> EXERCISE
Exactly as written, quote every line that follows, skipping the images.

---+---

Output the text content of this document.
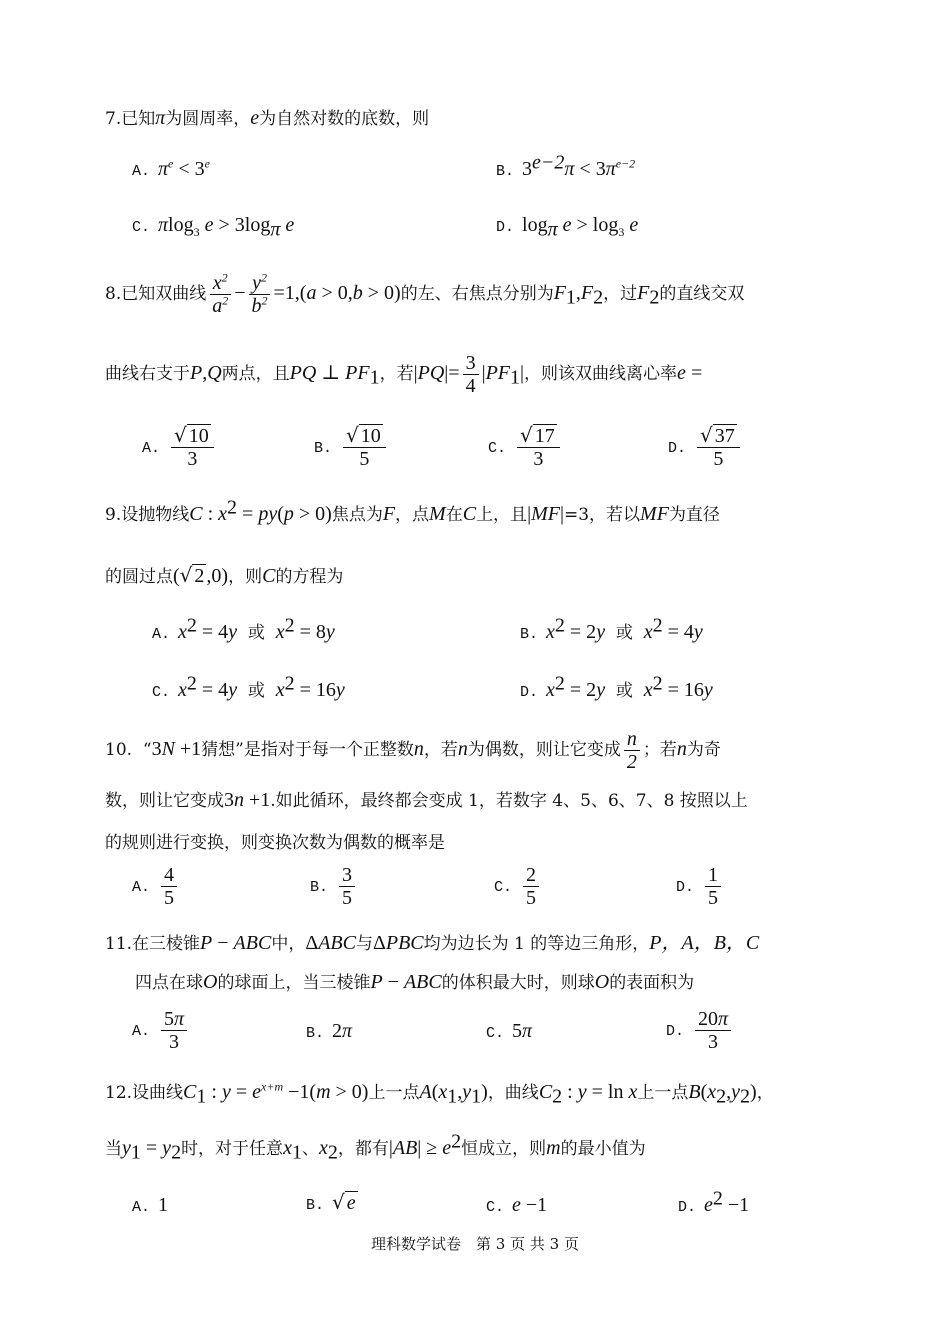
7.已知π为圆周率，e为自然对数的底数，则
A. $\pi^e < 3^e$	B. $3^{e-2}\pi < 3\pi^{e-2}$
C. πlog$_3$ $e > 3\log_\pi$ e	D. $\log_\pi e > \log_3 e$
8.已知双曲线 $\frac{x^2}{a^2} - \frac{y^2}{b^2} =1,(a > 0,b > 0)$的左、右焦点分别为$F_1,F_2$，过$F_2$的直线交双
曲线右支于P,Q两点，且PQ ⊥ $PF_1$，若$|PQ|= \frac{3}{4} |PF_1|$，则该双曲线离心率e =
A. $\frac{√ 10}{3}$	B. $\frac{√ 10}{5}$	C. $\frac{√ 17}{3}$	D. $\frac{√ 37}{5}$
9.设抛物线C : $x^2 = py(p > 0)$焦点为F，点M在C上，且|MF|=3，若以MF为直径
的圆过点(√ 2 ,0)，则C的方程为
A. $x^2 = 4y$ 或 $x^2 = 8y$	B. $x^2 = 2y$ 或 $x^2 = 4y$
C. $x^2 = 4y$ 或 $x^2 = 16y$	D. $x^2 = 2y$ 或 $x^2 = 16y$
10. “3N +1猜想”是指对于每一个正整数n，若n为偶数，则让它变成 $\frac{n}{2}$ ；若n为奇
数，则让它变成3n +1.如此循环，最终都会变成 1，若数字 4、5、6、7、8 按照以上
的规则进行变换，则变换次数为偶数的概率是
A. $\frac{4}{5}$	B. $\frac{3}{5}$	C. $\frac{2}{5}$	D. $\frac{1}{5}$
11.在三棱锥P − ABC中，ΔABC与ΔPBC均为边长为 1 的等边三角形，P，A，B，C
四点在球O的球面上，当三棱锥P − ABC的体积最大时，则球O的表面积为
A. $\frac{5\pi}{3}$	B. 2π	C. 5π	D. $\frac{20\pi}{3}$
12.设曲线$C_1$ : $y = e^{x+m} -1(m > 0)$上一点$A(x_1,y_1)$，曲线$C_2$ : y = ln x上一点$B(x_2,y_2)$，
当$y_1 = y_2$时，对于任意$x_1$、$x_2$，都有$|AB| \ge e^2$恒成立，则m的最小值为
A. 1	B. √ e	C. e −1	D. $e^2 -1$
理科数学试卷　第 3 页 共 3 页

---+---

> FULL RESPONSE
Output the text content of this document.
7.已知π为圆周率，e为自然对数的底数，则
A. $\pi^e < 3^e$	B. $3^{e-2}\pi < 3\pi^{e-2}$
C. πlog$_3$ $e > 3\log_\pi$ e	D. $\log_\pi e > \log_3 e$
8.已知双曲线 $\frac{x^2}{a^2} - \frac{y^2}{b^2} =1,(a > 0,b > 0)$的左、右焦点分别为$F_1,F_2$，过$F_2$的直线交双
曲线右支于P,Q两点，且PQ ⊥ $PF_1$，若$|PQ|= \frac{3}{4} |PF_1|$，则该双曲线离心率e =
A. $\frac{√ 10}{3}$	B. $\frac{√ 10}{5}$	C. $\frac{√ 17}{3}$	D. $\frac{√ 37}{5}$
9.设抛物线C : $x^2 = py(p > 0)$焦点为F，点M在C上，且|MF|=3，若以MF为直径
的圆过点(√ 2 ,0)，则C的方程为
A. $x^2 = 4y$ 或 $x^2 = 8y$	B. $x^2 = 2y$ 或 $x^2 = 4y$
C. $x^2 = 4y$ 或 $x^2 = 16y$	D. $x^2 = 2y$ 或 $x^2 = 16y$
10. “3N +1猜想”是指对于每一个正整数n，若n为偶数，则让它变成 $\frac{n}{2}$ ；若n为奇
数，则让它变成3n +1.如此循环，最终都会变成 1，若数字 4、5、6、7、8 按照以上
的规则进行变换，则变换次数为偶数的概率是
A. $\frac{4}{5}$	B. $\frac{3}{5}$	C. $\frac{2}{5}$	D. $\frac{1}{5}$
11.在三棱锥P − ABC中，ΔABC与ΔPBC均为边长为 1 的等边三角形，P，A，B，C
四点在球O的球面上，当三棱锥P − ABC的体积最大时，则球O的表面积为
A. $\frac{5\pi}{3}$	B. 2π	C. 5π	D. $\frac{20\pi}{3}$
12.设曲线$C_1$ : $y = e^{x+m} -1(m > 0)$上一点$A(x_1,y_1)$，曲线$C_2$ : y = ln x上一点$B(x_2,y_2)$，
当$y_1 = y_2$时，对于任意$x_1$、$x_2$，都有$|AB| \ge e^2$恒成立，则m的最小值为
A. 1	B. √ e	C. e −1	D. $e^2 -1$
理科数学试卷　第 3 页 共 3 页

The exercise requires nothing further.